--- begin Passage ---
MySQL Paginated displays – How to kill performance vs How to improve performance!

Pagination is used very frequently in many websites, be it search results or most popular posts they are seen everywhere. Typically you have a list of 10 to 20 results below which are pagination controls with either the page numbers listed or previous/next links present.

Let’s visualize by taking a look at how the big guns go about the pagination scenarios.

1. Google:

Google shows a list of page numbers but it doesn’t show the entire list of page numbers, neither does it show the exact count of the number of results, rather it estimates the number of results. The list of page numbers starts with 1 – 10 instead of the entire list of page numbers and it increases as a user digs deeper into the results, meaning on page 2 of the result you would see page numbers 1 – 11, on page 3 you would see 1 – 12 and so on.

2. Facebook:

Facebook has next previous button to navigate through the search results, each search result page having 10 results each, the other thing that Facebook is doing is its estimating the number of results and doesn’t give an exact count. There are no page numbers given, so that a user will only be able to the use the next previous button to navigate through the results.
--- end Passage ---
--- begin Data records ---
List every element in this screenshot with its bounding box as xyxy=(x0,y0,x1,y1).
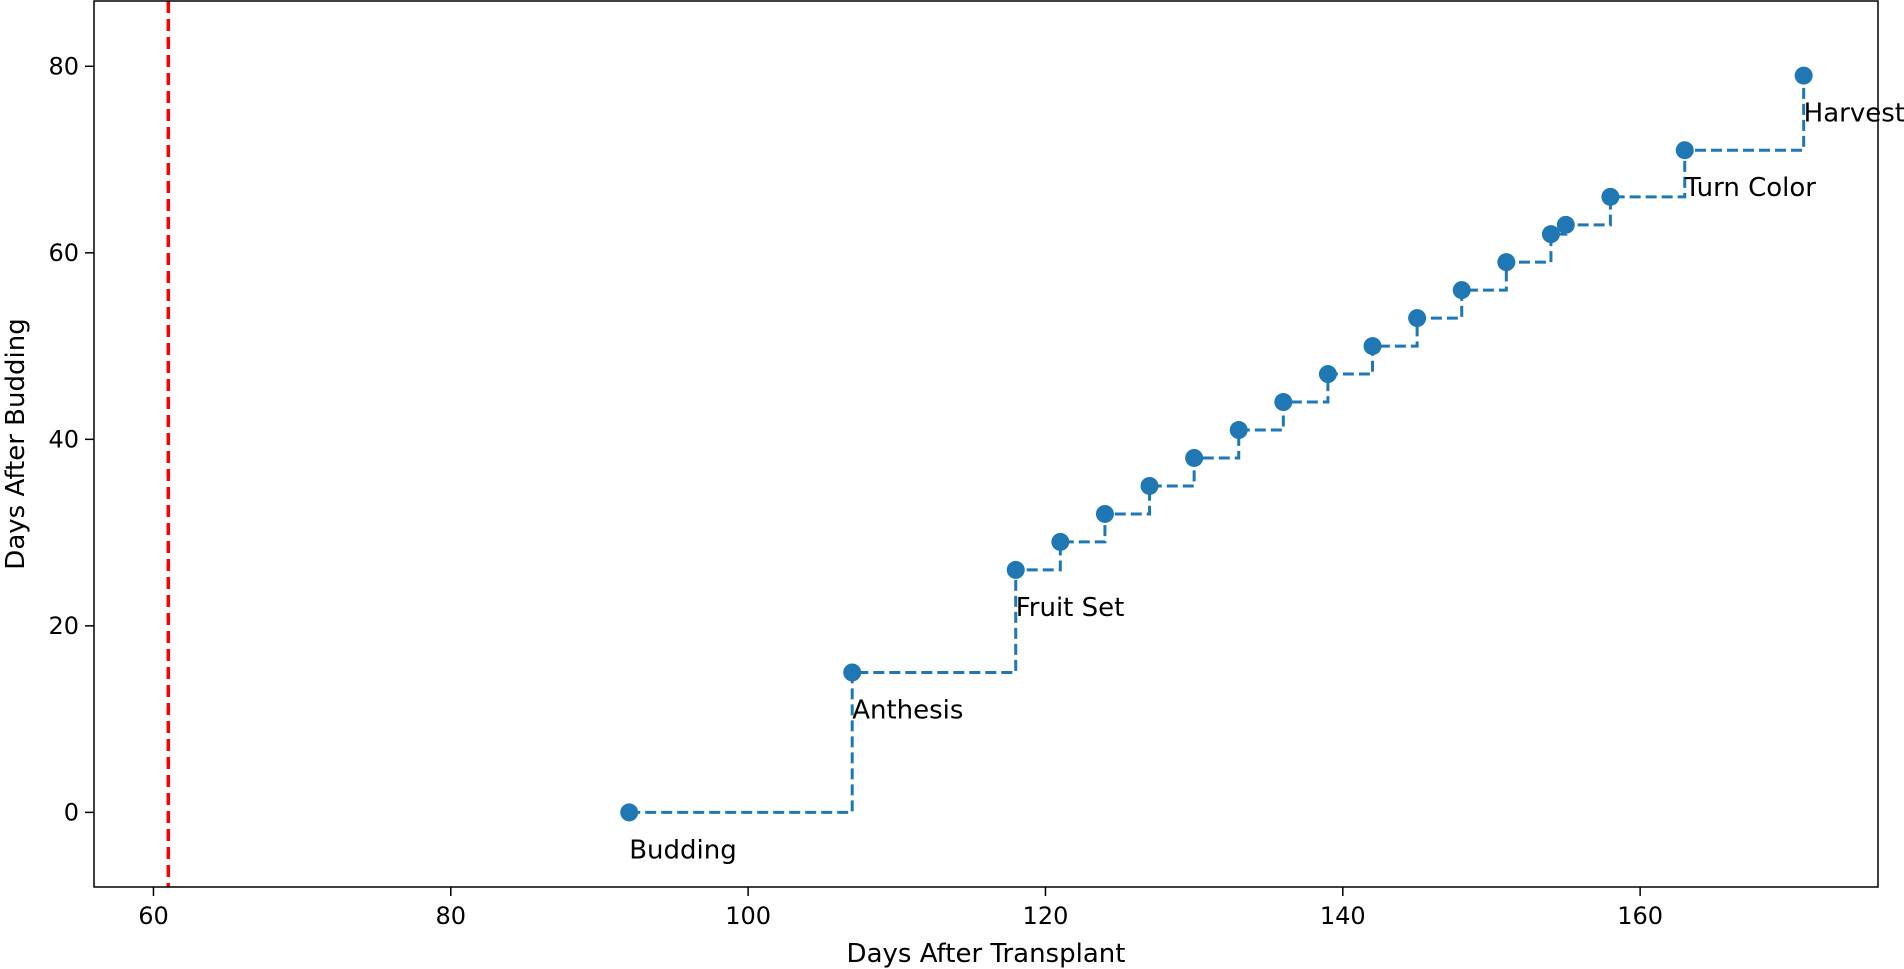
data-point xyxy=(1794,66,1813,85)
y-tick-label: 0 xyxy=(64,798,79,826)
data-point xyxy=(1497,253,1516,272)
y-axis-label: Days After Budding xyxy=(1,318,31,569)
y-tick-label: 80 xyxy=(48,52,79,80)
y-tick-label: 40 xyxy=(48,425,79,453)
x-tick-label: 100 xyxy=(725,902,771,930)
x-tick-label: 120 xyxy=(1023,902,1069,930)
x-axis-label: Days After Transplant xyxy=(847,939,1126,969)
x-tick-label: 140 xyxy=(1320,902,1366,930)
data-point xyxy=(1556,215,1575,234)
data-point xyxy=(1140,476,1159,495)
x-tick-label: 80 xyxy=(436,902,467,930)
data-point xyxy=(620,803,639,822)
x-tick-label: 160 xyxy=(1617,902,1663,930)
series-line xyxy=(629,75,1806,814)
data-point xyxy=(1541,225,1560,244)
y-tick-label: 60 xyxy=(48,239,79,267)
data-point xyxy=(1675,141,1694,160)
annotation-label: Turn Color xyxy=(1684,173,1817,203)
data-point xyxy=(1185,448,1204,467)
annotation-label: Budding xyxy=(629,835,737,865)
x-tick-label: 60 xyxy=(138,902,169,930)
annotation-label: Anthesis xyxy=(852,695,963,725)
annotation-label: Harvest xyxy=(1804,99,1904,129)
data-point xyxy=(1363,337,1382,356)
data-point xyxy=(1229,421,1248,440)
data-point xyxy=(1408,309,1427,328)
data-point xyxy=(1452,281,1471,300)
data-point xyxy=(1095,504,1114,523)
data-point xyxy=(1274,393,1293,412)
data-point xyxy=(1601,187,1620,206)
y-tick-label: 20 xyxy=(48,612,79,640)
annotation-label: Fruit Set xyxy=(1016,593,1125,623)
data-point xyxy=(1318,365,1337,384)
data-point xyxy=(1006,560,1025,579)
plot-frame xyxy=(93,0,1879,888)
data-point xyxy=(1051,532,1070,551)
data-point xyxy=(843,663,862,682)
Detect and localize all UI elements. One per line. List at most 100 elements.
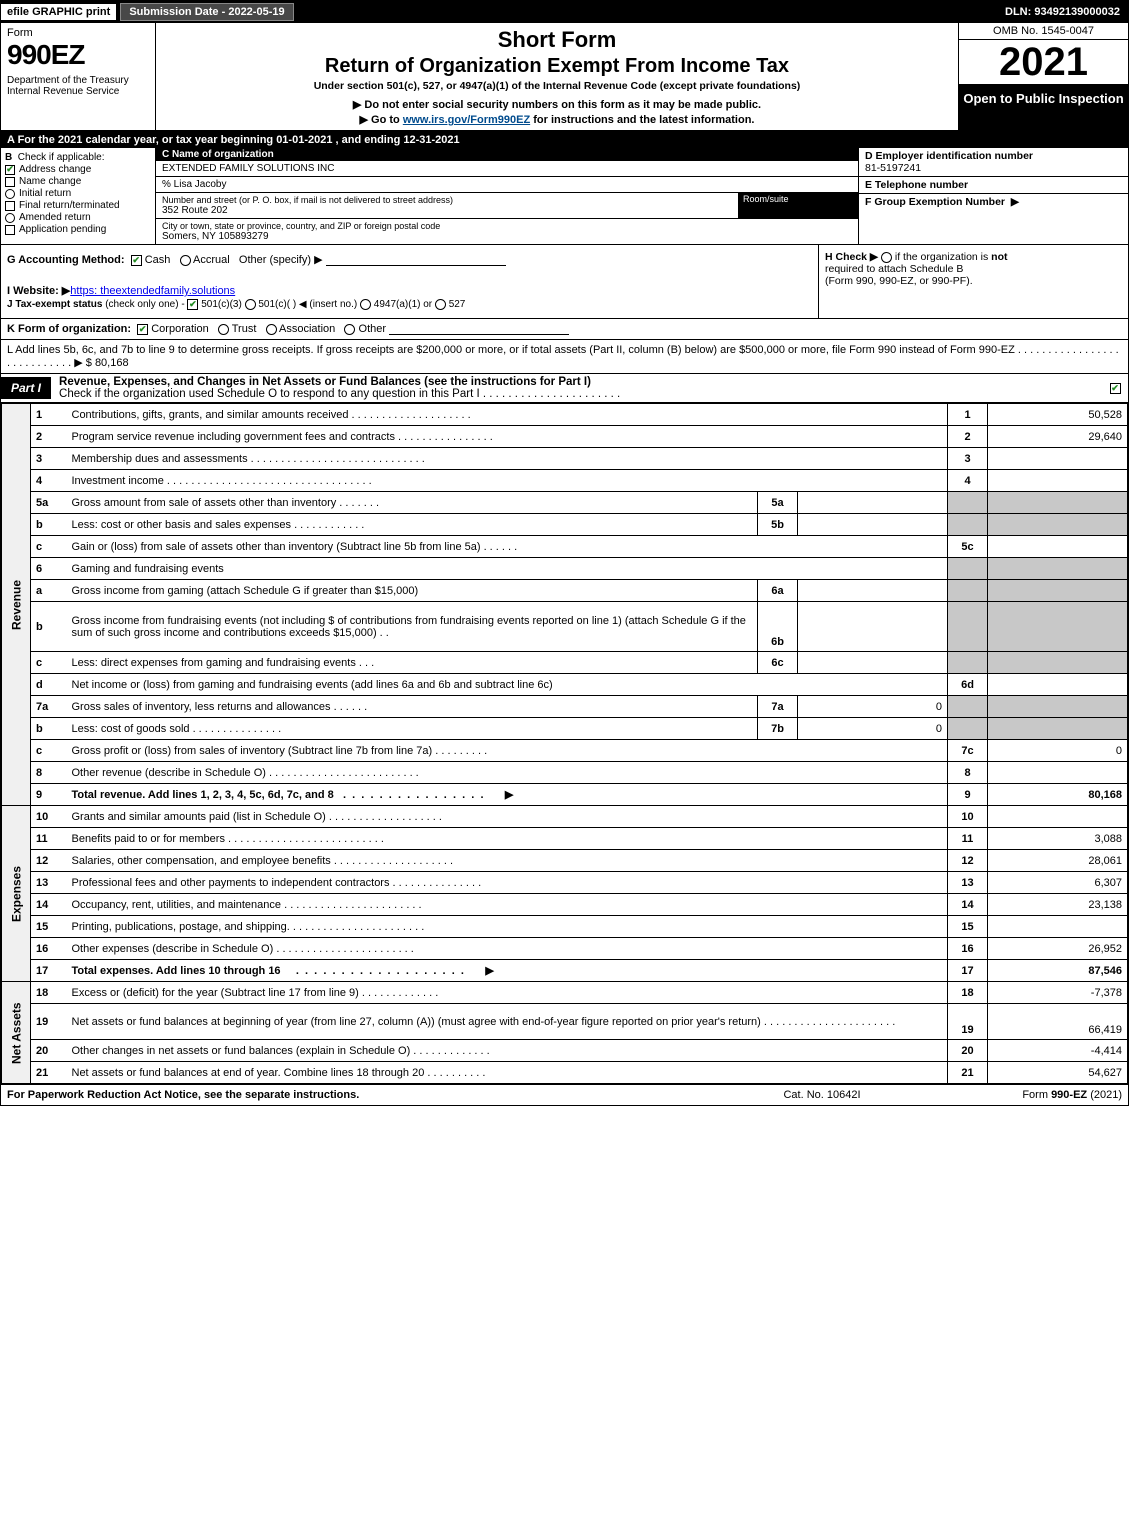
open-to-public: Open to Public Inspection [959,85,1128,130]
chk-address-change[interactable]: ✔Address change [5,164,151,175]
h-checkbox[interactable] [881,252,892,263]
netassets-sidelabel: Net Assets [2,982,31,1084]
chk-name-change[interactable]: Name change [5,176,151,187]
k-other: Other [359,323,387,335]
section-h: H Check ▶ if the organization is not req… [818,245,1128,318]
line-num: 2 [31,426,67,448]
i-label: I Website: ▶ [7,285,70,297]
line-rval [988,674,1128,696]
f-label: F Group Exemption Number [865,196,1005,208]
c-header: C Name of organization [156,148,858,161]
corporation-checkbox[interactable]: ✔ [137,324,148,335]
chk-initial-return[interactable]: Initial return [5,188,151,199]
room-suite-label: Room/suite [738,193,858,218]
header-center: Short Form Return of Organization Exempt… [156,23,958,130]
line-rnum: 1 [948,404,988,426]
section-f: F Group Exemption Number ▶ [859,194,1128,210]
grey-cell [988,696,1128,718]
b-text: Check if applicable: [18,152,105,163]
sections-b-through-f: B Check if applicable: ✔Address change N… [1,148,1128,245]
part-i-check-line: Check if the organization used Schedule … [59,388,620,400]
under-section: Under section 501(c), 527, or 4947(a)(1)… [166,80,948,92]
line-num: 10 [31,806,67,828]
cash-checkbox[interactable]: ✔ [131,255,142,266]
cash-label: Cash [145,254,171,266]
line-midnum: 5b [758,514,798,536]
line-rval: 3,088 [988,828,1128,850]
form-word: Form [7,27,149,39]
line-desc: Professional fees and other payments to … [67,872,948,894]
chk-amended-return[interactable]: Amended return [5,212,151,223]
trust-checkbox[interactable] [218,324,229,335]
line-rnum: 15 [948,916,988,938]
association-checkbox[interactable] [266,324,277,335]
chk-application-pending[interactable]: Application pending [5,224,151,235]
line-midnum: 6b [758,602,798,652]
line-midval [798,580,948,602]
accrual-checkbox[interactable] [180,255,191,266]
line-rnum: 4 [948,470,988,492]
line-desc: Less: direct expenses from gaming and fu… [67,652,758,674]
line-midval [798,652,948,674]
h-text1: H Check ▶ [825,251,881,263]
line-rval [988,536,1128,558]
chk-label: Final return/terminated [19,200,120,211]
501c-checkbox[interactable] [245,299,256,310]
line-num: 19 [31,1004,67,1040]
grey-cell [988,514,1128,536]
line-num: 12 [31,850,67,872]
line-num: 17 [31,960,67,982]
other-blank[interactable] [326,254,506,266]
line-rval [988,762,1128,784]
line-midnum: 6a [758,580,798,602]
part-i-checkbox[interactable]: ✔ [1102,382,1128,394]
k-other-blank[interactable] [389,323,569,335]
line-desc: Net income or (loss) from gaming and fun… [67,674,948,696]
form-header: Form 990EZ Department of the Treasury In… [1,23,1128,132]
line-rval: 6,307 [988,872,1128,894]
top-bar: efile GRAPHIC print Submission Date - 20… [1,1,1128,23]
section-l: L Add lines 5b, 6c, and 7b to line 9 to … [1,340,1128,374]
line-desc: Excess or (deficit) for the year (Subtra… [67,982,948,1004]
grey-cell [988,718,1128,740]
j-opt2: 501(c)( ) ◀ (insert no.) [258,299,357,310]
line-rval: -4,414 [988,1040,1128,1062]
section-i: I Website: ▶https: theextendedfamily.sol… [7,284,812,297]
line-rval: 0 [988,740,1128,762]
grey-cell [988,558,1128,580]
line-num: a [31,580,67,602]
part-i-label: Part I [1,377,51,399]
line-num: 11 [31,828,67,850]
irs-link[interactable]: www.irs.gov/Form990EZ [403,114,530,126]
h-text3: required to attach Schedule B [825,263,1122,275]
chk-final-return[interactable]: Final return/terminated [5,200,151,211]
sections-d-e-f: D Employer identification number 81-5197… [858,148,1128,244]
section-g: G Accounting Method: ✔ Cash Accrual Othe… [7,253,812,266]
footer-right-pre: Form [1022,1089,1051,1101]
section-c: C Name of organization EXTENDED FAMILY S… [156,148,858,244]
l-value: 80,168 [95,357,129,369]
grey-cell [988,652,1128,674]
submission-date: Submission Date - 2022-05-19 [120,3,293,21]
line-num: d [31,674,67,696]
grey-cell [948,652,988,674]
efile-graphic-print[interactable]: efile GRAPHIC print [1,4,116,20]
4947-checkbox[interactable] [360,299,371,310]
527-checkbox[interactable] [435,299,446,310]
line-rval [988,806,1128,828]
goto-post: for instructions and the latest informat… [530,114,754,126]
line-rval: 54,627 [988,1062,1128,1084]
line-midval: 0 [798,718,948,740]
line-num: 4 [31,470,67,492]
line-rval [988,916,1128,938]
501c3-checkbox[interactable]: ✔ [187,299,198,310]
website-link[interactable]: https: theextendedfamily.solutions [70,285,235,297]
line-rval: 66,419 [988,1004,1128,1040]
line-rnum: 18 [948,982,988,1004]
other-checkbox[interactable] [344,324,355,335]
line-num: 20 [31,1040,67,1062]
line-desc: Other expenses (describe in Schedule O) … [67,938,948,960]
grey-cell [948,696,988,718]
page-footer: For Paperwork Reduction Act Notice, see … [1,1084,1128,1105]
line-rval: 23,138 [988,894,1128,916]
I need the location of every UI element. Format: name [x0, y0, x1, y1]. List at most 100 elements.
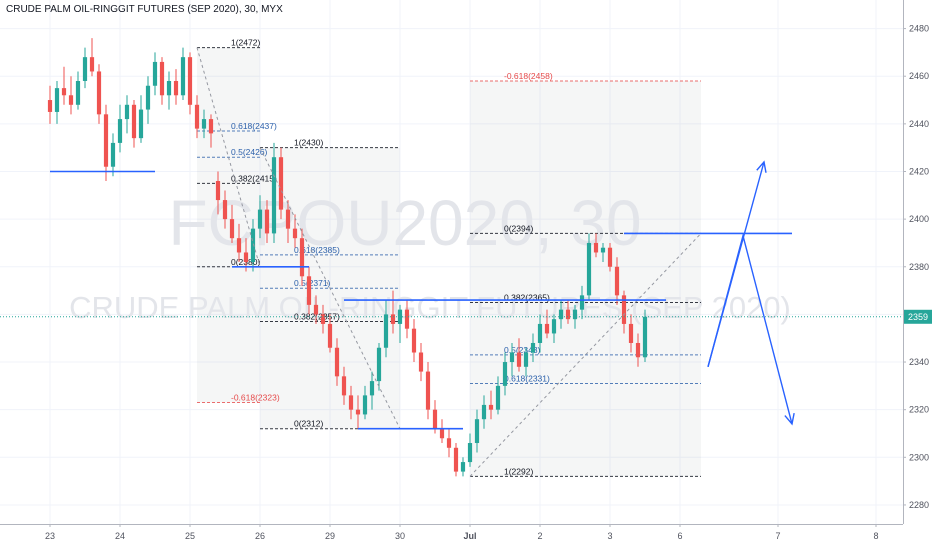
--- end Data records ---
• Work to complete:
A – Reproduce word for word the portion of the MySQL pagination article from "MySQL Paginated displays" to "the pagination scenarios.".
B – According to the MySQL pagination article, which ranges of page numbers does Google display as a user moves deeper into the results? List each range.
C – Continue the article on MySQL pagination performance, starting after its last sentence.

• Expected results:
A –
MySQL Paginated displays – How to kill performance vs How to improve performance!

Pagination is used very frequently in many websites, be it search results or most popular posts they are seen everywhere. Typically you have a list of 10 to 20 results below which are pagination controls with either the page numbers listed or previous/next links present.

Let’s visualize by taking a look at how the big guns go about the pagination scenarios.

B –
1 – 10
1 – 11
1 – 12

C –
3. Yahoo:

Yahoo shows a list of page numbers, 11 at a time to allow you to navigate through the search results, it doesn’t show you the entire list of page numbers. The page number are shown in such a way that if you are on pages 1 to 6 you would see page numbers 1 – 11 and after that the page numbers list would start from (current page number – 5) to (current page number + 5).

Analysis of the big guns:

Analyzing how Google, Facebook and Yahoo are going about handling pagination you would see that there are certain things that are common, which are:

  • None of them show the exact count of the number of results.
  • None of them show the entire list of page numbers, nor do they have controls such as ‘Goto Last Page’ or anything that would involve digging deep into the search results.
  • They are interested in showing the user things that are relevant to the user, because no one would want to have a look at the least relevant results (a list of 10 page numbers is a save bet, because thats what most of users would be interested in).

Now let’s have a look at a common scenario at how pagination is usually implemented.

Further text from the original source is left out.